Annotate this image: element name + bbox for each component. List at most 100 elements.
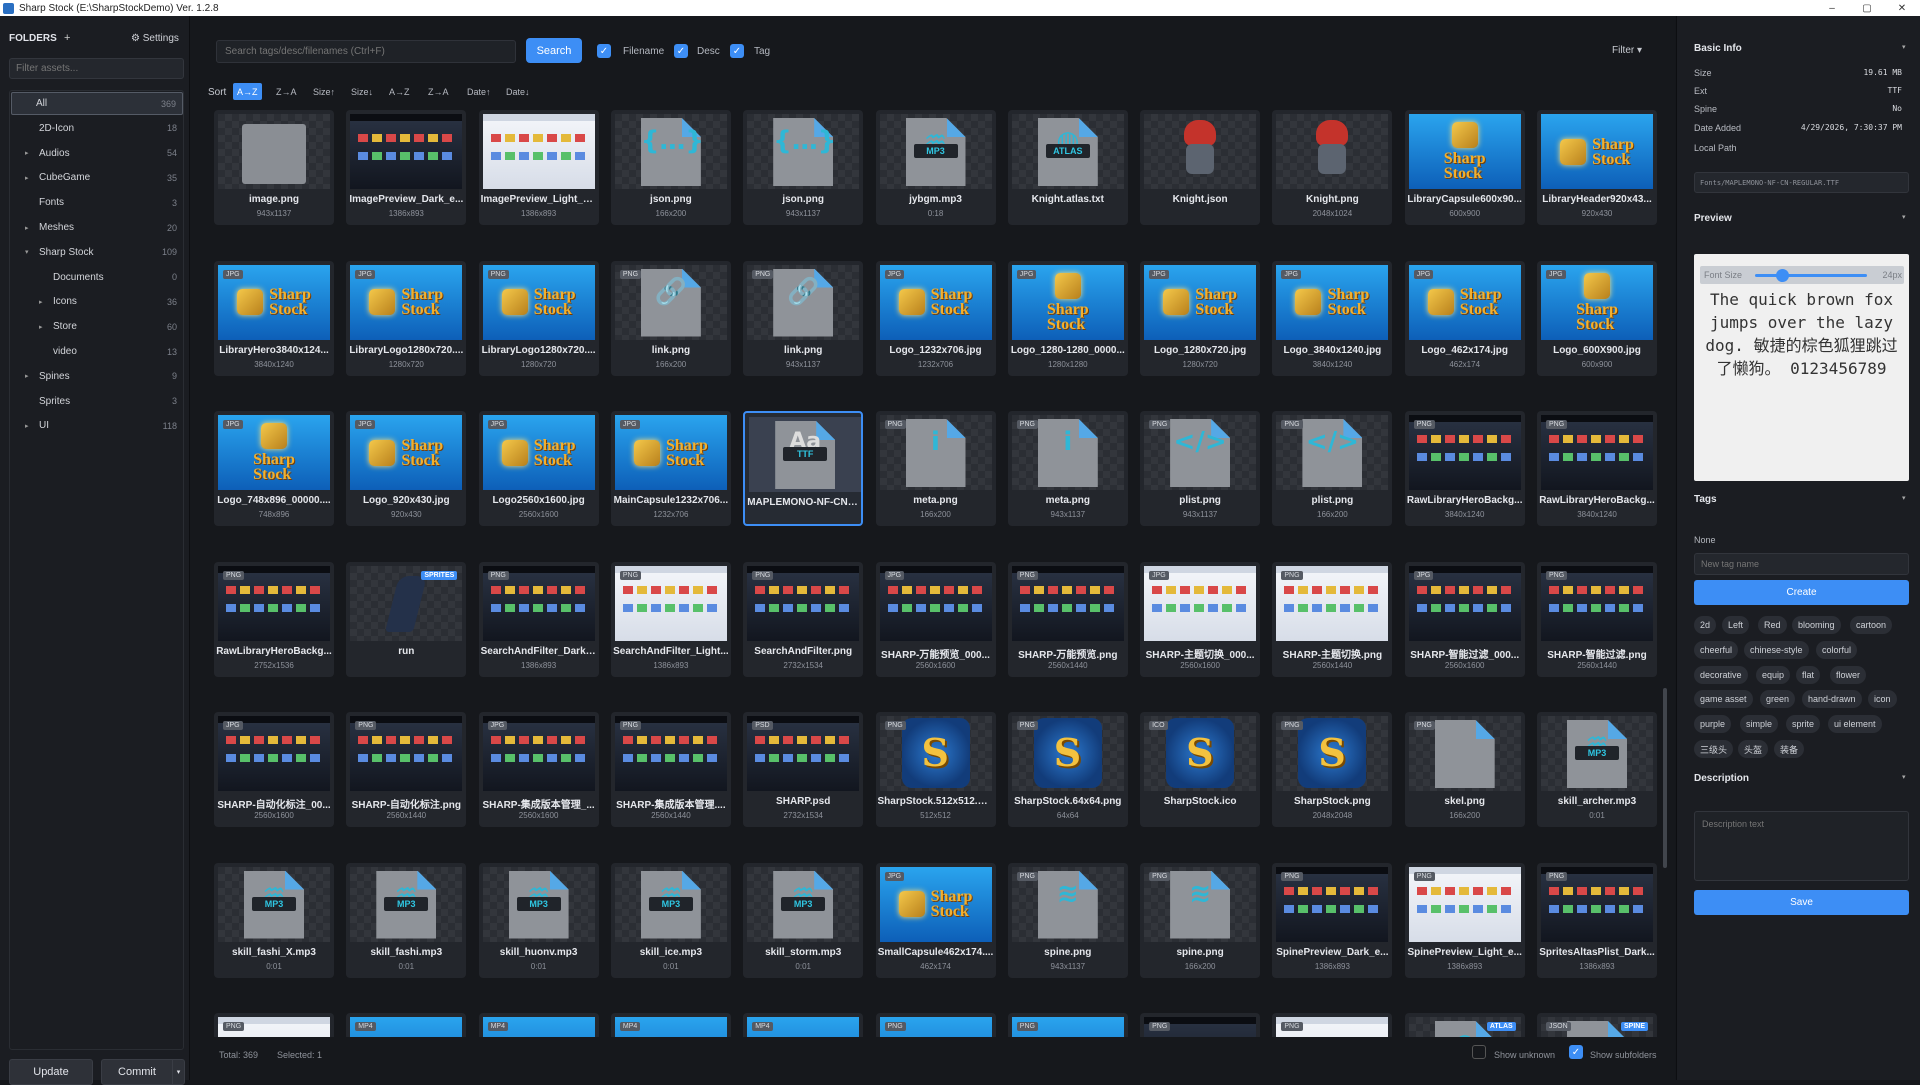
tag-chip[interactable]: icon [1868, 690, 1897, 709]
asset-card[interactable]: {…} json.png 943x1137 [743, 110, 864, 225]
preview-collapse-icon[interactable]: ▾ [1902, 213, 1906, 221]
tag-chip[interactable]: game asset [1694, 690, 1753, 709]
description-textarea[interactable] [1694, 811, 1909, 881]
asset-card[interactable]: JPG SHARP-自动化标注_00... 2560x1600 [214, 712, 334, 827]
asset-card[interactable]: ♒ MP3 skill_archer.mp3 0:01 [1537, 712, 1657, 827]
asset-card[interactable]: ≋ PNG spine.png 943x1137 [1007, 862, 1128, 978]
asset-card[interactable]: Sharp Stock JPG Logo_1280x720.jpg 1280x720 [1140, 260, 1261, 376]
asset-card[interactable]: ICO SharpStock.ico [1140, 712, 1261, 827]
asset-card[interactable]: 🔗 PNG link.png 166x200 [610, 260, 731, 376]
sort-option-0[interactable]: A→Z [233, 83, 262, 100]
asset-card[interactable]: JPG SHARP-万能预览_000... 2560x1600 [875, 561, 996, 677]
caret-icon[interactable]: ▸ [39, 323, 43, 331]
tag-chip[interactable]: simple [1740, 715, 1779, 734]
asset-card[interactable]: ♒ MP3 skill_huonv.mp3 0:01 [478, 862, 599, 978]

# Given problem
Render each line of the data above as a Markdown table with the columns Row and Data line, skipping blank lines. Leave the pictures out.

# Exercise response
| Row | Data line |
|---|---|
| 1 | Annotate this image: element name + bbox for each component. List at most 100 elements. |
| 2 | tag-chip[interactable]: icon [1868, 690, 1897, 709] |
| 3 | asset-card[interactable]: {…} json.png 943x1137 [743, 110, 864, 225] |
| 4 | preview-collapse-icon[interactable]: ▾ [1902, 213, 1906, 221] |
| 5 | tag-chip[interactable]: game asset [1694, 690, 1753, 709] |
| 6 | description-textarea[interactable] [1694, 811, 1909, 881] |
| 7 | asset-card[interactable]: JPG SHARP-自动化标注_00... 2560x1600 [214, 712, 334, 827] |
| 8 | asset-card[interactable]: ♒ MP3 skill_archer.mp3 0:01 [1537, 712, 1657, 827] |
| 9 | asset-card[interactable]: ≋ PNG spine.png 943x1137 [1007, 862, 1128, 978] |
| 10 | asset-card[interactable]: Sharp Stock JPG Logo_1280x720.jpg 1280x720 [1140, 260, 1261, 376] |
| 11 | asset-card[interactable]: ICO SharpStock.ico [1140, 712, 1261, 827] |
| 12 | asset-card[interactable]: 🔗 PNG link.png 166x200 [610, 260, 731, 376] |
| 13 | sort-option-0[interactable]: A→Z [233, 83, 262, 100] |
| 14 | asset-card[interactable]: JPG SHARP-万能预览_000... 2560x1600 [875, 561, 996, 677] |
| 15 | caret-icon[interactable]: ▸ [39, 323, 43, 331] |
| 16 | tag-chip[interactable]: simple [1740, 715, 1779, 734] |
| 17 | asset-card[interactable]: ♒ MP3 skill_huonv.mp3 0:01 [478, 862, 599, 978] |